Dataset excerpts.
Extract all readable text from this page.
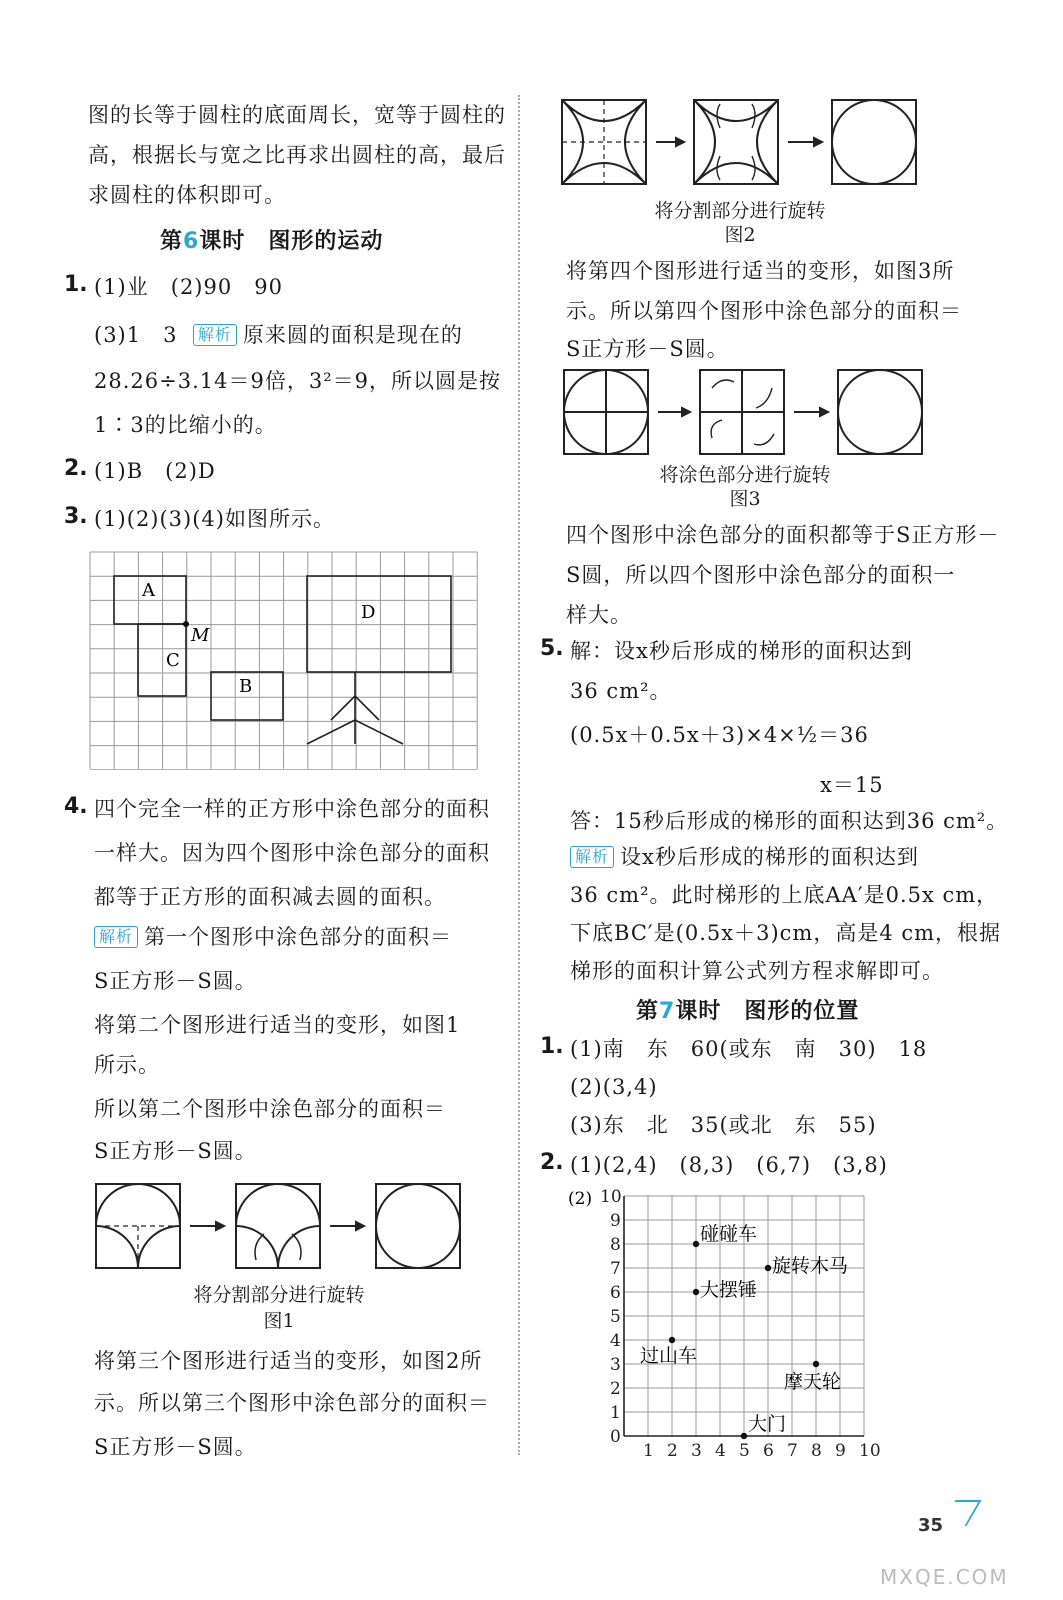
图的长等于圆柱的底面周长，宽等于圆柱的
高，根据长与宽之比再求出圆柱的高，最后
求圆柱的体积即可。
第6课时　图形的运动
1. (1)业　(2)90　90
(3)1　3 解析 原来圆的面积是现在的
28.26÷3.14＝9倍，3²＝9，所以圆是按
1∶3的比缩小的。
2. (1)B　(2)D
3. (1)(2)(3)(4)如图所示。
A
C
B
D
M
4. 四个完全一样的正方形中涂色部分的面积
一样大。因为四个图形中涂色部分的面积
都等于正方形的面积减去圆的面积。
解析 第一个图形中涂色部分的面积＝
S正方形－S圆。
将第二个图形进行适当的变形，如图1
所示。
所以第二个图形中涂色部分的面积＝
S正方形－S圆。
将分割部分进行旋转
图1
将第三个图形进行适当的变形，如图2所
示。所以第三个图形中涂色部分的面积＝
S正方形－S圆。
将分割部分进行旋转
图2
将第四个图形进行适当的变形，如图3所
示。所以第四个图形中涂色部分的面积＝
S正方形－S圆。
将涂色部分进行旋转
图3
四个图形中涂色部分的面积都等于S正方形－
S圆，所以四个图形中涂色部分的面积一
样大。
5. 解：设x秒后形成的梯形的面积达到
36 cm²。
(0.5x＋0.5x＋3)×4×½＝36
x＝15
答：15秒后形成的梯形的面积达到36 cm²。
解析 设x秒后形成的梯形的面积达到
36 cm²。此时梯形的上底AA′是0.5x cm，
下底BC′是(0.5x＋3)cm，高是4 cm，根据
梯形的面积计算公式列方程求解即可。
第7课时　图形的位置
1. (1)南　东　60(或东　南　30)　18
(2)(3,4)
(3)东　北　35(或北　东　55)
2. (1)(2,4)　(8,3)　(6,7)　(3,8)
(2)
1 2 3 4 5 6 7 8 9 10
0
1
2
3
4
5
6
7
8
9
10
碰碰车
旋转木马
大摆锤
过山车
摩天轮
大门
35
MXQE.COM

Stated problem. Reproduce the records, all of them, word for word; omit the pictures.

Solution for this exercise.
Extract all readable text from this page.
图的长等于圆柱的底面周长，宽等于圆柱的
高，根据长与宽之比再求出圆柱的高，最后
求圆柱的体积即可。
第6课时　图形的运动
1. (1)业　(2)90　90
(3)1　3 解析 原来圆的面积是现在的
28.26÷3.14＝9倍，3²＝9，所以圆是按
1∶3的比缩小的。
2. (1)B　(2)D
3. (1)(2)(3)(4)如图所示。
A
C
B
D
M
4. 四个完全一样的正方形中涂色部分的面积
一样大。因为四个图形中涂色部分的面积
都等于正方形的面积减去圆的面积。
解析 第一个图形中涂色部分的面积＝
S正方形－S圆。
将第二个图形进行适当的变形，如图1
所示。
所以第二个图形中涂色部分的面积＝
S正方形－S圆。
将分割部分进行旋转
图1
将第三个图形进行适当的变形，如图2所
示。所以第三个图形中涂色部分的面积＝
S正方形－S圆。
将分割部分进行旋转
图2
将第四个图形进行适当的变形，如图3所
示。所以第四个图形中涂色部分的面积＝
S正方形－S圆。
将涂色部分进行旋转
图3
四个图形中涂色部分的面积都等于S正方形－
S圆，所以四个图形中涂色部分的面积一
样大。
5. 解：设x秒后形成的梯形的面积达到
36 cm²。
(0.5x＋0.5x＋3)×4×½＝36
x＝15
答：15秒后形成的梯形的面积达到36 cm²。
解析 设x秒后形成的梯形的面积达到
36 cm²。此时梯形的上底AA′是0.5x cm，
下底BC′是(0.5x＋3)cm，高是4 cm，根据
梯形的面积计算公式列方程求解即可。
第7课时　图形的位置
1. (1)南　东　60(或东　南　30)　18
(2)(3,4)
(3)东　北　35(或北　东　55)
2. (1)(2,4)　(8,3)　(6,7)　(3,8)
(2)
1 2 3 4 5 6 7 8 9 10
0
1
2
3
4
5
6
7
8
9
10
碰碰车
旋转木马
大摆锤
过山车
摩天轮
大门
35
MXQE.COM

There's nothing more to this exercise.